— START —

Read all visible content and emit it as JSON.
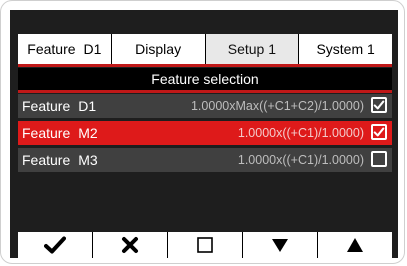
{
  "tabs": [
    {
      "label": "Feature",
      "suffix": "D1",
      "active": false
    },
    {
      "label": "Display",
      "suffix": "",
      "active": false
    },
    {
      "label": "Setup 1",
      "suffix": "",
      "active": true
    },
    {
      "label": "System 1",
      "suffix": "",
      "active": false
    }
  ],
  "section": {
    "title": "Feature selection"
  },
  "rows": [
    {
      "label": "Feature",
      "num": "D1",
      "formula": "1.0000xMax((+C1+C2)/1.0000)",
      "checked": true,
      "selected": false
    },
    {
      "label": "Feature",
      "num": "M2",
      "formula": "1.0000x((+C1)/1.0000)",
      "checked": true,
      "selected": true
    },
    {
      "label": "Feature",
      "num": "M3",
      "formula": "1.0000x((+C1)/1.0000)",
      "checked": false,
      "selected": false
    }
  ],
  "toolbar": {
    "icons": [
      "check-icon",
      "cross-icon",
      "square-icon",
      "down-triangle-icon",
      "up-triangle-icon"
    ]
  },
  "colors": {
    "accent": "#c01818",
    "selected_row": "#de1a1a",
    "row": "#404040",
    "screen_bg": "#1e1e1e"
  }
}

— END —

» **WHAT IS BEING ASKED**: Every line above should be returned word for word, with the pictures left behind.

» **RESPONSE FOR THIS EXERCISE**:
Read all visible content and emit it as JSON.
{
  "tabs": [
    {
      "label": "Feature",
      "suffix": "D1",
      "active": false
    },
    {
      "label": "Display",
      "suffix": "",
      "active": false
    },
    {
      "label": "Setup 1",
      "suffix": "",
      "active": true
    },
    {
      "label": "System 1",
      "suffix": "",
      "active": false
    }
  ],
  "section": {
    "title": "Feature selection"
  },
  "rows": [
    {
      "label": "Feature",
      "num": "D1",
      "formula": "1.0000xMax((+C1+C2)/1.0000)",
      "checked": true,
      "selected": false
    },
    {
      "label": "Feature",
      "num": "M2",
      "formula": "1.0000x((+C1)/1.0000)",
      "checked": true,
      "selected": true
    },
    {
      "label": "Feature",
      "num": "M3",
      "formula": "1.0000x((+C1)/1.0000)",
      "checked": false,
      "selected": false
    }
  ],
  "toolbar": {
    "icons": [
      "check-icon",
      "cross-icon",
      "square-icon",
      "down-triangle-icon",
      "up-triangle-icon"
    ]
  },
  "colors": {
    "accent": "#c01818",
    "selected_row": "#de1a1a",
    "row": "#404040",
    "screen_bg": "#1e1e1e"
  }
}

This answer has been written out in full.